■ Dataset extract:
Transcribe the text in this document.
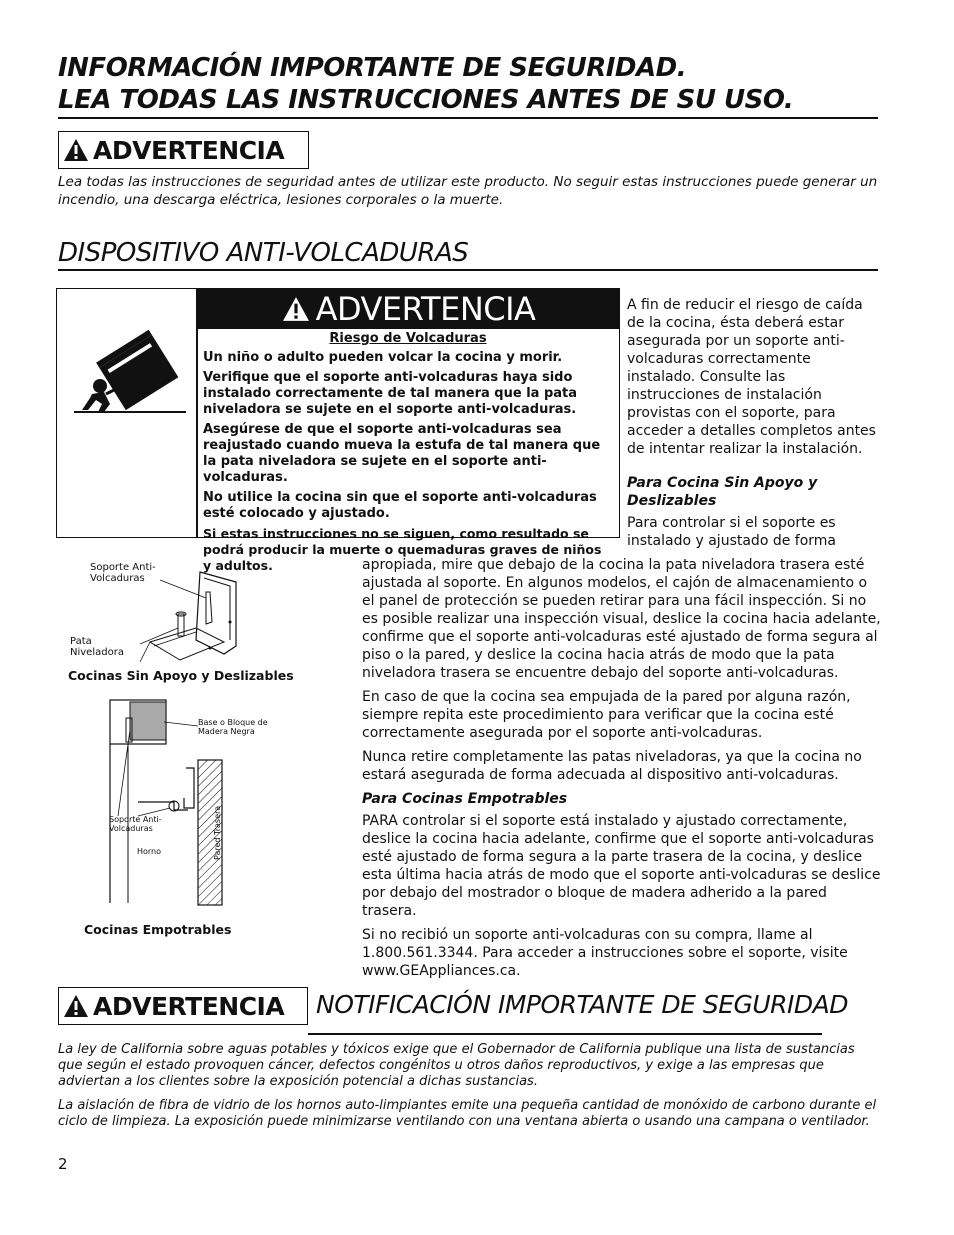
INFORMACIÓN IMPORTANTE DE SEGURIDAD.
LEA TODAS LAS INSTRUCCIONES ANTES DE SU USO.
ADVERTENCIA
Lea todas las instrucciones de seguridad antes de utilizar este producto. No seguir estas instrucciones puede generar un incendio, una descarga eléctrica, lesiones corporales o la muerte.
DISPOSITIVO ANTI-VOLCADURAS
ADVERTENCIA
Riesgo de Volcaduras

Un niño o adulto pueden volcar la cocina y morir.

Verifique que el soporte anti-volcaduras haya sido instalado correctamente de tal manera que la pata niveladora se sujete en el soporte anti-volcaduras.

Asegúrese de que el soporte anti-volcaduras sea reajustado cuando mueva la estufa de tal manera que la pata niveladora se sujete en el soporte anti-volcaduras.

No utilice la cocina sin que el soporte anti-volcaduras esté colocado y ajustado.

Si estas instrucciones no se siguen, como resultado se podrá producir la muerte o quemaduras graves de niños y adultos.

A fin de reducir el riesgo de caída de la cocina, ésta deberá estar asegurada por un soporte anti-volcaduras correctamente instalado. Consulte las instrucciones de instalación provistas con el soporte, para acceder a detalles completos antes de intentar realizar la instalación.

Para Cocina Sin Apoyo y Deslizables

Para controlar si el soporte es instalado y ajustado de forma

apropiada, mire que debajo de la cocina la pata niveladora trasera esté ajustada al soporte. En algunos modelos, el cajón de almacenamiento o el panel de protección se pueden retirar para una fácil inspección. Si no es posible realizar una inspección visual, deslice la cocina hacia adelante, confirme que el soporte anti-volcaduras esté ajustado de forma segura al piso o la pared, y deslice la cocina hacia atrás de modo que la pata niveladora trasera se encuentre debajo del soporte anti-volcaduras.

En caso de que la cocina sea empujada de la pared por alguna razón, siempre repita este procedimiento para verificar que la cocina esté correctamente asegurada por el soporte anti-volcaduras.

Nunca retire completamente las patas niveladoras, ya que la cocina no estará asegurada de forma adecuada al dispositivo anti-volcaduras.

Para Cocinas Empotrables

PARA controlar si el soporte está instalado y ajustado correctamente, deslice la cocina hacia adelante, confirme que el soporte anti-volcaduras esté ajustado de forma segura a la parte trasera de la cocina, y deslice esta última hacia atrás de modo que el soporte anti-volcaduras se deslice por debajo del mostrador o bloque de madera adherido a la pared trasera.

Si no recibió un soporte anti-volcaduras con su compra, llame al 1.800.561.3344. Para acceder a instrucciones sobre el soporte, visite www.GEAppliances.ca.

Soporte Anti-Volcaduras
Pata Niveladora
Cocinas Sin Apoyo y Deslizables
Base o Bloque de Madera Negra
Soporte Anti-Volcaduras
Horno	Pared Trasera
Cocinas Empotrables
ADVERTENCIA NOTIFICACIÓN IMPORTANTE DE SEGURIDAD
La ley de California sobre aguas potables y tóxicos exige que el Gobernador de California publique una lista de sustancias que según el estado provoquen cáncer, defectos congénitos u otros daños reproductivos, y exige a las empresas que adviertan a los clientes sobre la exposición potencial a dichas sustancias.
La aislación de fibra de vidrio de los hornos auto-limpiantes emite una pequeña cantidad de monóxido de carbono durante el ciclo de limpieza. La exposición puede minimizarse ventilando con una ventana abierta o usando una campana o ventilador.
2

■ What needs to be done: Repeat each entry above word for word, leaving every picture out.

■ Reply to the exercise:
Transcribe the text in this document.
INFORMACIÓN IMPORTANTE DE SEGURIDAD.
LEA TODAS LAS INSTRUCCIONES ANTES DE SU USO.
ADVERTENCIA
Lea todas las instrucciones de seguridad antes de utilizar este producto. No seguir estas instrucciones puede generar un incendio, una descarga eléctrica, lesiones corporales o la muerte.
DISPOSITIVO ANTI-VOLCADURAS
ADVERTENCIA
Riesgo de Volcaduras

Un niño o adulto pueden volcar la cocina y morir.

Verifique que el soporte anti-volcaduras haya sido instalado correctamente de tal manera que la pata niveladora se sujete en el soporte anti-volcaduras.

Asegúrese de que el soporte anti-volcaduras sea reajustado cuando mueva la estufa de tal manera que la pata niveladora se sujete en el soporte anti-volcaduras.

No utilice la cocina sin que el soporte anti-volcaduras esté colocado y ajustado.

Si estas instrucciones no se siguen, como resultado se podrá producir la muerte o quemaduras graves de niños y adultos.

A fin de reducir el riesgo de caída de la cocina, ésta deberá estar asegurada por un soporte anti-volcaduras correctamente instalado. Consulte las instrucciones de instalación provistas con el soporte, para acceder a detalles completos antes de intentar realizar la instalación.

Para Cocina Sin Apoyo y Deslizables

Para controlar si el soporte es instalado y ajustado de forma

apropiada, mire que debajo de la cocina la pata niveladora trasera esté ajustada al soporte. En algunos modelos, el cajón de almacenamiento o el panel de protección se pueden retirar para una fácil inspección. Si no es posible realizar una inspección visual, deslice la cocina hacia adelante, confirme que el soporte anti-volcaduras esté ajustado de forma segura al piso o la pared, y deslice la cocina hacia atrás de modo que la pata niveladora trasera se encuentre debajo del soporte anti-volcaduras.

En caso de que la cocina sea empujada de la pared por alguna razón, siempre repita este procedimiento para verificar que la cocina esté correctamente asegurada por el soporte anti-volcaduras.

Nunca retire completamente las patas niveladoras, ya que la cocina no estará asegurada de forma adecuada al dispositivo anti-volcaduras.

Para Cocinas Empotrables

PARA controlar si el soporte está instalado y ajustado correctamente, deslice la cocina hacia adelante, confirme que el soporte anti-volcaduras esté ajustado de forma segura a la parte trasera de la cocina, y deslice esta última hacia atrás de modo que el soporte anti-volcaduras se deslice por debajo del mostrador o bloque de madera adherido a la pared trasera.

Si no recibió un soporte anti-volcaduras con su compra, llame al 1.800.561.3344. Para acceder a instrucciones sobre el soporte, visite www.GEAppliances.ca.

Soporte Anti-Volcaduras
Pata Niveladora
Cocinas Sin Apoyo y Deslizables
Base o Bloque de Madera Negra
Soporte Anti-Volcaduras
Horno	Pared Trasera
Cocinas Empotrables
ADVERTENCIA NOTIFICACIÓN IMPORTANTE DE SEGURIDAD
La ley de California sobre aguas potables y tóxicos exige que el Gobernador de California publique una lista de sustancias que según el estado provoquen cáncer, defectos congénitos u otros daños reproductivos, y exige a las empresas que adviertan a los clientes sobre la exposición potencial a dichas sustancias.
La aislación de fibra de vidrio de los hornos auto-limpiantes emite una pequeña cantidad de monóxido de carbono durante el ciclo de limpieza. La exposición puede minimizarse ventilando con una ventana abierta o usando una campana o ventilador.
2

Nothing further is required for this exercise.